Verilen Metin:
#####

Erdal Eren mücadelemize ışık tutuyor…

  • Arşiv
  • |
  • Gençlik Hareketi
  • |
  • Liseli Gençlik
  • |
  • 08 Aralık 2012
  • 14:02

Darağacında edilen kavga yemini!


Ben doğduğum günkü kadarım
Sense bir ölüm sonrası güzelliğinde
Basarak geçeceğiz yeniden
Yeniden yeniden
Daha öfkeli
Yenikken bıraktığımız ayak izlerimize.

Bu topraklar devrim ve sosyalizm davası uğruna kavga vermiş, büyük yiğitlikler göstermiş nice devrimcinin mücadelesine sahne oldu. Bu topraklarda mücadele, bu yüce dava uğruna tereddütsüzce ölümü göze alanların korkusuzluklarıyla büyüdü. Yaşları 17 idi, yaşları 21 idi, onlar gencecik yaşlarına bakmaksızın mücadelenin en ön saflarında yer aldı. Ölüm yaşlarına çok uzaktı ama onlar en ufak bir tereddüt göstermeden ölümü kucakladı. Ve İnsanlık tarihi davaları uğruna ölümü göğüsleyenleri yazdı. Sınırsız bir fedakarlıkla direniş bayrağını yere düşürmeyenleri... Tarih Denizler’i, Mahirler’i, İbolar’ı, yazdı. Tarih Erdal Erenler’i yazdı…

***

Erdal Eren 17 yaşında idam edildi. Yargılanma sürecinde, idam sehpasına çıktığında, boynunu tereddütsüzce yağlı urgana uzattığında bizim yaşlarımızdaydı. Erdal yaşamayı istiyordu, mücadele vererek yaşamayı… Ama diz çökerek yaşamaktansa ayakta ölmeyi yeğledi. İdamının son anına kadar sosyalizm davasını savundu, düzeni yargıladı. “Bugün devrimcileri ve onların bir parçası olan beni aldığınız emirlere uygun olarak yargılayabilir ve ölüm cezası verebilirsiniz. Fakat bu ilelebet sürmeyecektir. Bir gün mutlaka sizin yerinizde halkımız olacak, sizi ve koruduğunuz düzeni yargılayacak ve doğru kararı verecektir.” Bu sözler onun inancının, baş eğmezliğinin ve kararlılığının ifadesiydi.

Devrimci olduğu için gurur duyuyordu. Bunu ailesine yazdığı mektupta şu sözlerle dile getirdi: “Çok büyük bir ihtimalle bu işin ölümle sonuçlanacağını çok iyi biliyorum. Buna rağmen korkuya, yılgınlığa, karamsarlığa kapılmıyorum ve devrimci olduğum, mücadeleye katıldığım için onur duyuyorum.”

Erdal yürüdüğü yolun ne denli sarp ve uzun olduğunu da biliyordu. Ve hala kendinden sonra mücadele alanlarında olacakları, yoldaşlarını düşünüyor ve ailesine kendi gibi binlerce evladı olduğunu hatırlatarak onlara sahip çıkmalarını tembihliyordu.

#####

Görev Tanımı:
Erdal Eren üzerine yazılmış metinden "Ben doğduğum günkü" ile başlayıp "bıraktığımız ayak izlerimize." ile biten bölümü kelimesi kelimesine aktarın. Kayıtlar başka bir kaynaktan alınmıştır.

Kayıt Kümesi:
#####

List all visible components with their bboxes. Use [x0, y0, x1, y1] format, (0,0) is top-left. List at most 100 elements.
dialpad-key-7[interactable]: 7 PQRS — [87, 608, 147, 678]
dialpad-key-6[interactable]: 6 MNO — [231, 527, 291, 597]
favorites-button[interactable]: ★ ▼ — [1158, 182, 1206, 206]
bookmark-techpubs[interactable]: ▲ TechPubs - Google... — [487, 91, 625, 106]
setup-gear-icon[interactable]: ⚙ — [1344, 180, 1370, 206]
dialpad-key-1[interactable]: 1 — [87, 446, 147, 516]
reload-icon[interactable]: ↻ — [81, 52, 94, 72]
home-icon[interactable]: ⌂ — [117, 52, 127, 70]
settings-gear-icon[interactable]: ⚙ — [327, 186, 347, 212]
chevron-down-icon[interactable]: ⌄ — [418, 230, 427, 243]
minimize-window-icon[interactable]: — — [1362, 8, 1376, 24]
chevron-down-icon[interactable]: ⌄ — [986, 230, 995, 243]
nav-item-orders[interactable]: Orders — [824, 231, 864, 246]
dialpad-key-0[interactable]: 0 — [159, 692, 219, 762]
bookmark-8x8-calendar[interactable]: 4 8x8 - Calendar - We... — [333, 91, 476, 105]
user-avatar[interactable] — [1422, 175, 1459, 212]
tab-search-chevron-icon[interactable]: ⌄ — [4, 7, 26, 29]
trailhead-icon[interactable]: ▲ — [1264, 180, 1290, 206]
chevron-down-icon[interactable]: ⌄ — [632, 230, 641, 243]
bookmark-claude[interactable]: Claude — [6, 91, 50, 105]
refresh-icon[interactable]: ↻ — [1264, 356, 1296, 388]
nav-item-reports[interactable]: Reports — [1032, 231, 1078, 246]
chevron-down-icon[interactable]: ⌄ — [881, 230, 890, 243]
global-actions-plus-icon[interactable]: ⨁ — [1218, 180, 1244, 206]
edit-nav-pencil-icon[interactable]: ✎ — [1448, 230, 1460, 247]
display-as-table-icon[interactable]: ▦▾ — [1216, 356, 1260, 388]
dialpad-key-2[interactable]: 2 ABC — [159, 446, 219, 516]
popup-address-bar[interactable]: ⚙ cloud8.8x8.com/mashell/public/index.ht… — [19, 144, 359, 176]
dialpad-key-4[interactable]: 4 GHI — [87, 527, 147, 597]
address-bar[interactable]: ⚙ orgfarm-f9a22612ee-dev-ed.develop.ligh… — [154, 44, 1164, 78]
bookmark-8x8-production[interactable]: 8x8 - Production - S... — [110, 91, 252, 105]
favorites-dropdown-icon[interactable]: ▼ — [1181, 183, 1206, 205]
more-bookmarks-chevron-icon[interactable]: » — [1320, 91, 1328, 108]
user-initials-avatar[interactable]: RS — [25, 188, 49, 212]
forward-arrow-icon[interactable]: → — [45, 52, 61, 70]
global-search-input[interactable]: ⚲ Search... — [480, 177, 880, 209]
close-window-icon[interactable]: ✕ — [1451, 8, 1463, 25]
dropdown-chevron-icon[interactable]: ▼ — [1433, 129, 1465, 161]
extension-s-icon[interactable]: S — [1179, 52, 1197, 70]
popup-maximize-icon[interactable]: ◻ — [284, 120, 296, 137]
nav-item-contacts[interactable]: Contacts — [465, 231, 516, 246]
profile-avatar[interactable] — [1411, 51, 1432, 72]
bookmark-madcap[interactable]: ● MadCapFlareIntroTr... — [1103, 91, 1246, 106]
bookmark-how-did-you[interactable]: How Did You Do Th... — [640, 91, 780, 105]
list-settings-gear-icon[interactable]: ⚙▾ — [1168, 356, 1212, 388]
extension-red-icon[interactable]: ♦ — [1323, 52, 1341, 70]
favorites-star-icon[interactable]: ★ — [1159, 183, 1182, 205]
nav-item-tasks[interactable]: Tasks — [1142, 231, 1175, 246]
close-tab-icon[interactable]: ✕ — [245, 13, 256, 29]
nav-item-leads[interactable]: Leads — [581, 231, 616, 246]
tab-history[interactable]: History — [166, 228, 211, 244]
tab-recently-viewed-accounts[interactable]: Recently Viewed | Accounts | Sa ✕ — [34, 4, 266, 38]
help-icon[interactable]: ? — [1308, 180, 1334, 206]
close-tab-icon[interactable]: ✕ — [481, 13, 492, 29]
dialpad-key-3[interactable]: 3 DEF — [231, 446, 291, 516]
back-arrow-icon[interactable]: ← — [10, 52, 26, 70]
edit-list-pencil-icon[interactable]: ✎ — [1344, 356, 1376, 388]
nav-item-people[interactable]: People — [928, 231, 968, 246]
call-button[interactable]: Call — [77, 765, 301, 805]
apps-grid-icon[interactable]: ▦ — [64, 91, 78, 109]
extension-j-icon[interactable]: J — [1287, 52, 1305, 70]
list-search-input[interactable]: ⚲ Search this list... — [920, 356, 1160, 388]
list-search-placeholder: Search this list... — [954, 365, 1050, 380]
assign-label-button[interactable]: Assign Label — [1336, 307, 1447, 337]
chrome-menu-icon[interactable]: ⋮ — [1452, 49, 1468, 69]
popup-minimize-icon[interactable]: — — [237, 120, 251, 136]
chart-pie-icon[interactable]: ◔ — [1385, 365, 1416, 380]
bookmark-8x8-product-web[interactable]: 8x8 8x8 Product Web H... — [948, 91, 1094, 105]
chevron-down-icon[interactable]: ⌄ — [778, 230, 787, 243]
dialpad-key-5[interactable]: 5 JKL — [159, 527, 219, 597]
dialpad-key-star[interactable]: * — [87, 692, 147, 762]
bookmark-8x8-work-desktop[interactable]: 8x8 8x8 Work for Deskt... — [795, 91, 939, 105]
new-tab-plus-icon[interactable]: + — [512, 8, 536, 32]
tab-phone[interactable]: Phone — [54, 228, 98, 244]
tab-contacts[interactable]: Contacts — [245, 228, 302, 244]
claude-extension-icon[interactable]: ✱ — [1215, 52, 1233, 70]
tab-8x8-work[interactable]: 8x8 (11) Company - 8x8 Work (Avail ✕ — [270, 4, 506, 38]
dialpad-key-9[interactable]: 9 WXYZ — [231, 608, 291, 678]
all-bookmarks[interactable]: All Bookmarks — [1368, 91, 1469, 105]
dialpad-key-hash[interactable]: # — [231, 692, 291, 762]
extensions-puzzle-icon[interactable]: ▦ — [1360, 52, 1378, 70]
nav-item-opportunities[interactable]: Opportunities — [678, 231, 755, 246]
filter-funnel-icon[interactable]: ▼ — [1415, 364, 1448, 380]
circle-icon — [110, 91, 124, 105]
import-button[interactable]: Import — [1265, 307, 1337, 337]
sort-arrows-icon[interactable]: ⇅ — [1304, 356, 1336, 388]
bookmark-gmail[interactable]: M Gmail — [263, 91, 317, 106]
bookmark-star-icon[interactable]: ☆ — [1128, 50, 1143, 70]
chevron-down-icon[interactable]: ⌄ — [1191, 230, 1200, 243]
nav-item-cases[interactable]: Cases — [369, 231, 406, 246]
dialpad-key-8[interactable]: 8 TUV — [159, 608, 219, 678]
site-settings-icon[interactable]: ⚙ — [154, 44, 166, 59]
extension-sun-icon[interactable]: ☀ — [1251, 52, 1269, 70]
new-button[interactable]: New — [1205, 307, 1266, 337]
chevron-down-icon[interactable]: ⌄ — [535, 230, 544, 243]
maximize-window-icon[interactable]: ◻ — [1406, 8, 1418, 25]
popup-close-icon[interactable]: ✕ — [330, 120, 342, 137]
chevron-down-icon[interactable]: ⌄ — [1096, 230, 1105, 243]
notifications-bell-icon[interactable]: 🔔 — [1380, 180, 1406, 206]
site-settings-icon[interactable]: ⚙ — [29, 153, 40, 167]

#####

Tam Yanıt:
Ben doğduğum günkü kadarım
Sense bir ölüm sonrası güzelliğinde
Basarak geçeceğiz yeniden
Yeniden yeniden
Daha öfkeli
Yenikken bıraktığımız ayak izlerimize.